GIVEN PROBLEM: Your task is to repeat the entries word for word while leaving out the pictures.

PROVIDED RECORDS:
○ ○ ○ ○ ○ ○ ○

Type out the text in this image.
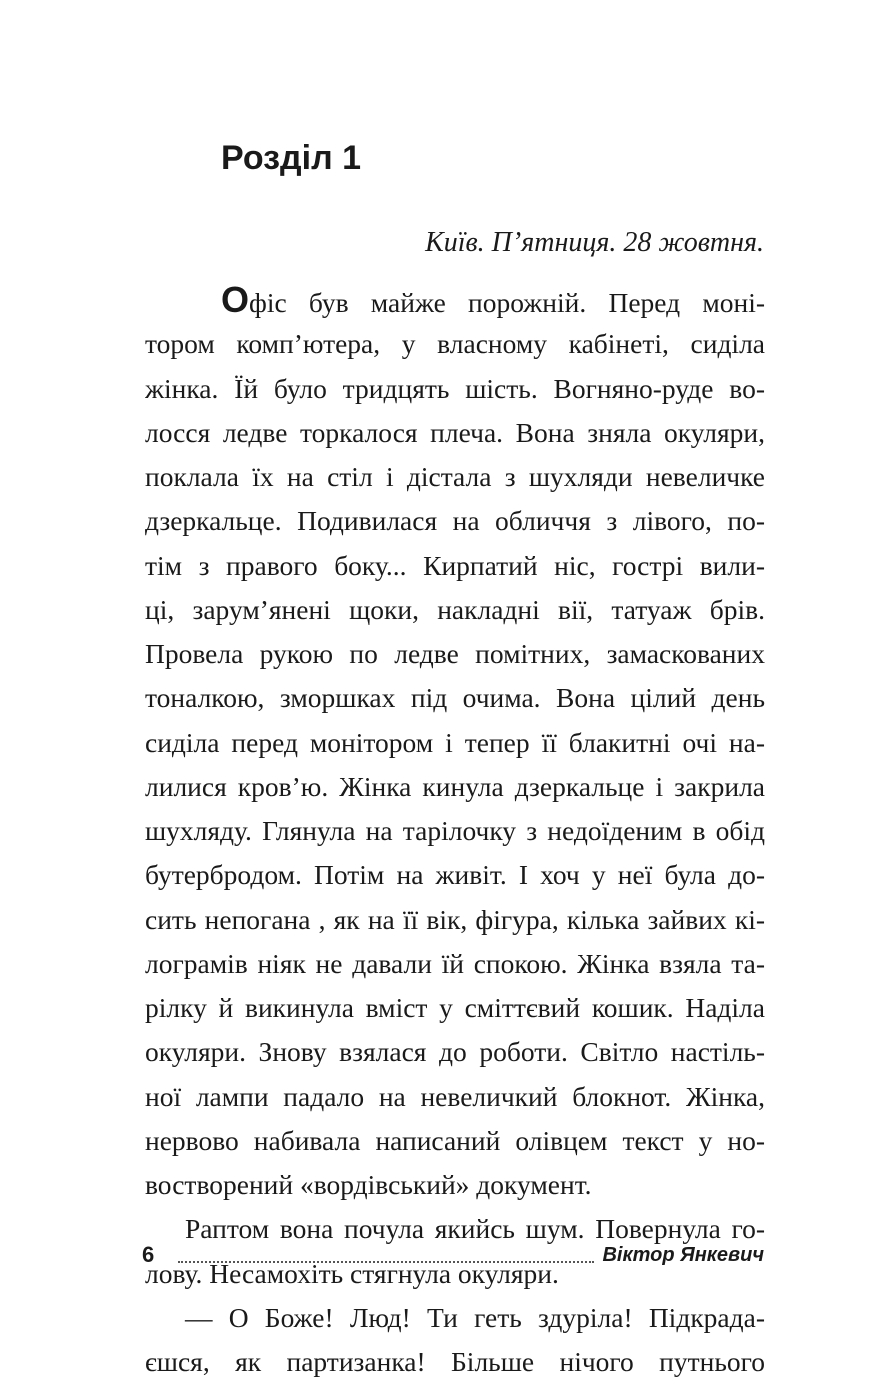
Розділ 1

Київ. П’ятниця. 28 жовтня.

Офіс був майже порожній. Перед моні-
тором комп’ютера, у власному кабінеті, сиділа
жінка. Їй було тридцять шість. Вогняно-руде во-
лосся ледве торкалося плеча. Вона зняла окуляри,
поклала їх на стіл і дістала з шухляди невеличке
дзеркальце. Подивилася на обличчя з лівого, по-
тім з правого боку... Кирпатий ніс, гострі вили-
ці, зарум’янені щоки, накладні вії, татуаж брів.
Провела рукою по ледве помітних, замаскованих
тоналкою, зморшках під очима. Вона цілий день
сиділа перед монітором і тепер її блакитні очі на-
лилися кров’ю. Жінка кинула дзеркальце і закрила
шухляду. Глянула на тарілочку з недоїденим в обід
бутербродом. Потім на живіт. І хоч у неї була до-
сить непогана , як на її вік, фігура, кілька зайвих кі-
лограмів ніяк не давали їй спокою. Жінка взяла та-
рілку й викинула вміст у сміттєвий кошик. Наділа
окуляри. Знову взялася до роботи. Світло настіль-
ної лампи падало на невеличкий блокнот. Жінка,
нервово набивала написаний олівцем текст у но-
востворений «вордівський» документ.
Раптом вона почула якийсь шум. Повернула го-
лову. Несамохіть стягнула окуляри.
— О Боже! Люд! Ти геть здуріла! Підкрада-
єшся, як партизанка! Більше нічого путнього
6	Віктор Янкевич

○ ○ ○ ○ ○ ○ ○

ANSWER TO THE TASK:
Type out the text in this image.
Розділ 1

Київ. П’ятниця. 28 жовтня.

Офіс був майже порожній. Перед моні-
тором комп’ютера, у власному кабінеті, сиділа
жінка. Їй було тридцять шість. Вогняно-руде во-
лосся ледве торкалося плеча. Вона зняла окуляри,
поклала їх на стіл і дістала з шухляди невеличке
дзеркальце. Подивилася на обличчя з лівого, по-
тім з правого боку... Кирпатий ніс, гострі вили-
ці, зарум’янені щоки, накладні вії, татуаж брів.
Провела рукою по ледве помітних, замаскованих
тоналкою, зморшках під очима. Вона цілий день
сиділа перед монітором і тепер її блакитні очі на-
лилися кров’ю. Жінка кинула дзеркальце і закрила
шухляду. Глянула на тарілочку з недоїденим в обід
бутербродом. Потім на живіт. І хоч у неї була до-
сить непогана , як на її вік, фігура, кілька зайвих кі-
лограмів ніяк не давали їй спокою. Жінка взяла та-
рілку й викинула вміст у сміттєвий кошик. Наділа
окуляри. Знову взялася до роботи. Світло настіль-
ної лампи падало на невеличкий блокнот. Жінка,
нервово набивала написаний олівцем текст у но-
востворений «вордівський» документ.
Раптом вона почула якийсь шум. Повернула го-
лову. Несамохіть стягнула окуляри.
— О Боже! Люд! Ти геть здуріла! Підкрада-
єшся, як партизанка! Більше нічого путнього
6	Віктор Янкевич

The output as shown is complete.